Goal → For the entries below, how many lines include the word "xxxxx"? Give the figure and nothing more.

━━━ Available data

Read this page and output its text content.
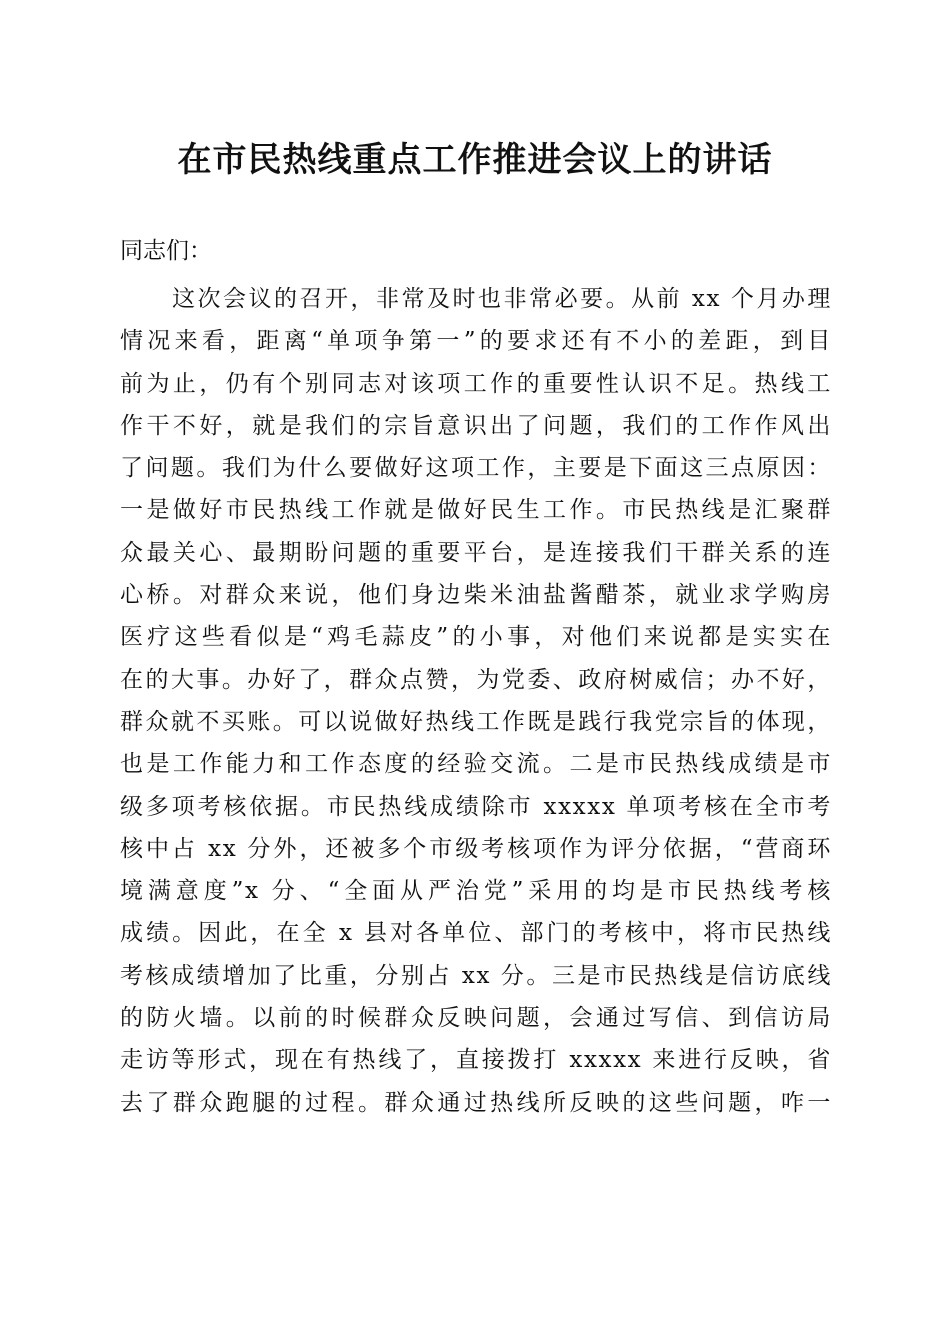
在市民热线重点工作推进会议上的讲话
同志们：
这次会议的召开，非常及时也非常必要。从前 xx 个月办理
情况来看，距离“单项争第一”的要求还有不小的差距，到目
前为止，仍有个别同志对该项工作的重要性认识不足。热线工
作干不好，就是我们的宗旨意识出了问题，我们的工作作风出
了问题。我们为什么要做好这项工作，主要是下面这三点原因：
一是做好市民热线工作就是做好民生工作。市民热线是汇聚群
众最关心、最期盼问题的重要平台，是连接我们干群关系的连
心桥。对群众来说，他们身边柴米油盐酱醋茶，就业求学购房
医疗这些看似是“鸡毛蒜皮”的小事，对他们来说都是实实在
在的大事。办好了，群众点赞，为党委、政府树威信；办不好，
群众就不买账。可以说做好热线工作既是践行我党宗旨的体现，
也是工作能力和工作态度的经验交流。二是市民热线成绩是市
级多项考核依据。市民热线成绩除市 xxxxx 单项考核在全市考
核中占 xx 分外，还被多个市级考核项作为评分依据，“营商环
境满意度”x 分、“全面从严治党”采用的均是市民热线考核
成绩。因此，在全 x 县对各单位、部门的考核中，将市民热线
考核成绩增加了比重，分别占 xx 分。三是市民热线是信访底线
的防火墙。以前的时候群众反映问题，会通过写信、到信访局
走访等形式，现在有热线了，直接拨打 xxxxx 来进行反映，省
去了群众跑腿的过程。群众通过热线所反映的这些问题，咋一
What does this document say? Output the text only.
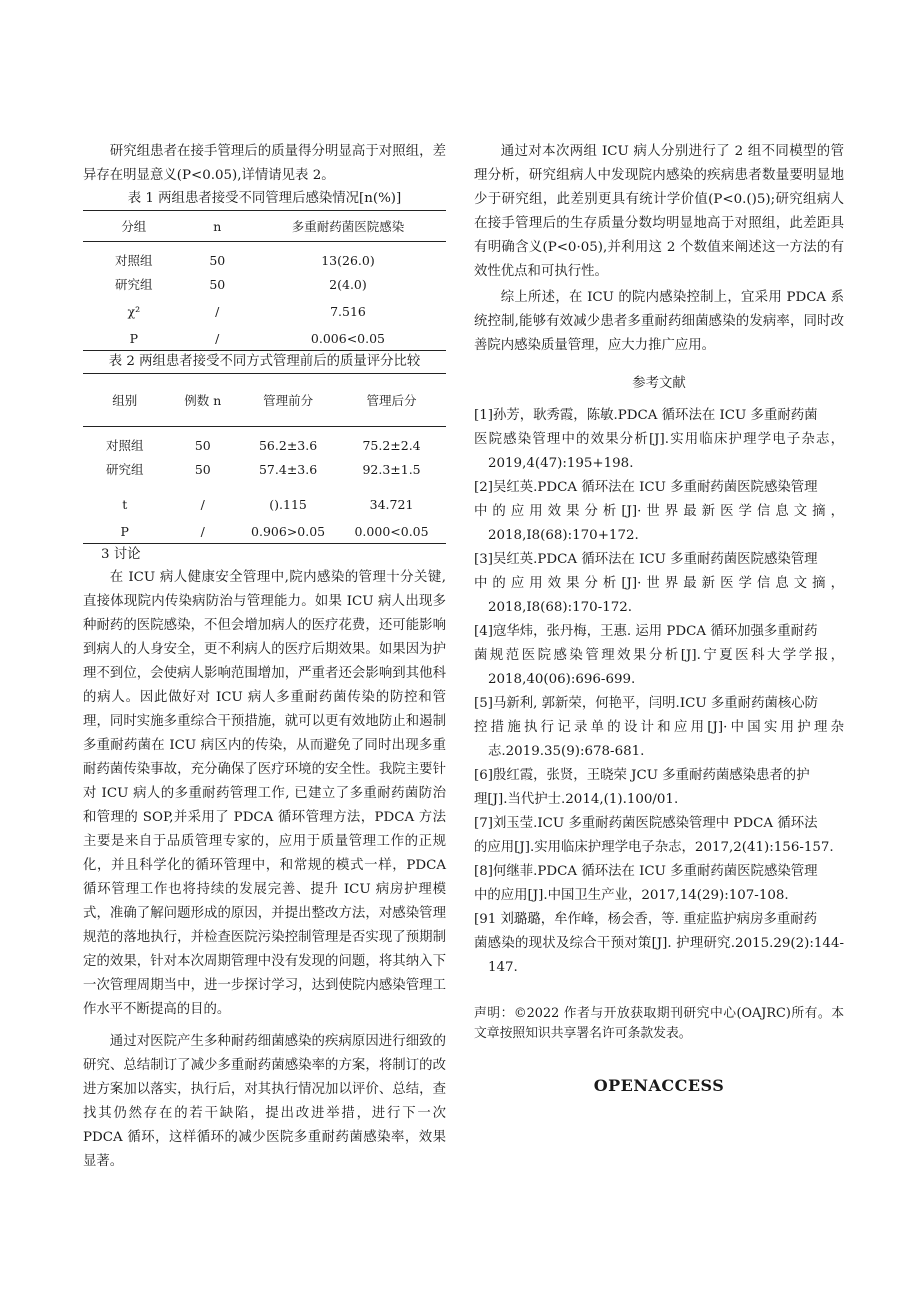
研究组患者在接手管理后的质量得分明显高于对照组，差异存在明显意义(P<0.05),详情请见表 2。

表 1 两组患者接受不同管理后感染情况[n(%)]
分组	n	多重耐药菌医院感染
对照组	50	13(26.0)
研究组	50	2(4.0)
χ²	/	7.516
P	/	0.006<0.05
表 2 两组患者接受不同方式管理前后的质量评分比较
组别	例数 n	管理前分	管理后分
对照组	50	56.2±3.6	75.2±2.4
研究组	50	57.4±3.6	92.3±1.5
t	/	().115	34.721
P	/	0.906>0.05	0.000<0.05
3 讨论

在 ICU 病人健康安全管理中,院内感染的管理十分关键,直接体现院内传染病防治与管理能力。如果 ICU 病人出现多种耐药的医院感染，不但会增加病人的医疗花费，还可能影响到病人的人身安全，更不利病人的医疗后期效果。如果因为护理不到位，会使病人影响范围增加，严重者还会影响到其他科的病人。因此做好对 ICU 病人多重耐药菌传染的防控和管理，同时实施多重综合干预措施，就可以更有效地防止和遏制多重耐药菌在 ICU 病区内的传染，从而避免了同时出现多重耐药菌传染事故，充分确保了医疗环境的安全性。我院主要针对 ICU 病人的多重耐药管理工作, 已建立了多重耐药菌防治和管理的 SOP,并采用了 PDCA 循环管理方法，PDCA 方法主要是来自于品质管理专家的，应用于质量管理工作的正规化，并且科学化的循环管理中，和常规的模式一样，PDCA 循环管理工作也将持续的发展完善、提升 ICU 病房护理模式，准确了解问题形成的原因，并提出整改方法，对感染管理规范的落地执行，并检查医院污染控制管理是否实现了预期制定的效果，针对本次周期管理中没有发现的问题，将其纳入下一次管理周期当中，进一步探讨学习，达到使院内感染管理工作水平不断提高的目的。

通过对医院产生多种耐药细菌感染的疾病原因进行细致的研究、总结制订了减少多重耐药菌感染率的方案，将制订的改进方案加以落实，执行后，对其执行情况加以评价、总结，查找其仍然存在的若干缺陷，提出改进举措，进行下一次 PDCA 循环，这样循环的减少医院多重耐药菌感染率，效果显著。

通过对本次两组 ICU 病人分别进行了 2 组不同模型的管理分析，研究组病人中发现院内感染的疾病患者数量要明显地少于研究组，此差别更具有统计学价值(P<0.()5);研究组病人在接手管理后的生存质量分数均明显地高于对照组，此差距具有明确含义(P<0·05),并利用这 2 个数值来阐述这一方法的有效性优点和可执行性。

综上所述，在 ICU 的院内感染控制上，宜采用 PDCA 系统控制,能够有效减少患者多重耐药细菌感染的发病率，同时改善院内感染质量管理，应大力推广应用。

参考文献

[1]孙芳，耿秀霞，陈敏.PDCA 循环法在 ICU 多重耐药菌
医院感染管理中的效果分析[J].实用临床护理学电子杂志，2019,4(47):195+198.

[2]吴红英.PDCA 循环法在 ICU 多重耐药菌医院感染管理
中的应用效果分析[J]·世界最新医学信息文摘，2018,I8(68):170+172.

[3]吴红英.PDCA 循环法在 ICU 多重耐药菌医院感染管理
中的应用效果分析[J]·世界最新医学信息文摘，2018,I8(68):170-172.

[4]寇华炜，张丹梅，王惠. 运用 PDCA 循环加强多重耐药
菌规范医院感染管理效果分析[J].宁夏医科大学学报，2018,40(06):696-699.

[5]马新利, 郭新荣，何艳平，闫明.ICU 多重耐药菌核心防
控措施执行记录单的设计和应用[J]·中国实用护理杂志.2019.35(9):678-681.

[6]殷红霞，张贤，王晓荣 JCU 多重耐药菌感染患者的护
理[J].当代护士.2014,(1).100/01.

[7]刘玉莹.ICU 多重耐药菌医院感染管理中 PDCA 循环法
的应用[J].实用临床护理学电子杂志，2017,2(41):156-157.

[8]何继菲.PDCA 循环法在 ICU 多重耐药菌医院感染管理
中的应用[J].中国卫生产业，2017,14(29):107-108.

[91 刘璐璐，牟作峰，杨会香，等. 重症监护病房多重耐药
菌感染的现状及综合干预对策[J]. 护理研究.2015.29(2):144-147.

声明：©2022 作者与开放获取期刊研究中心(OAJRC)所有。本文章按照知识共享署名许可条款发表。

OPENACCESS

━━━━━━

Output below → 2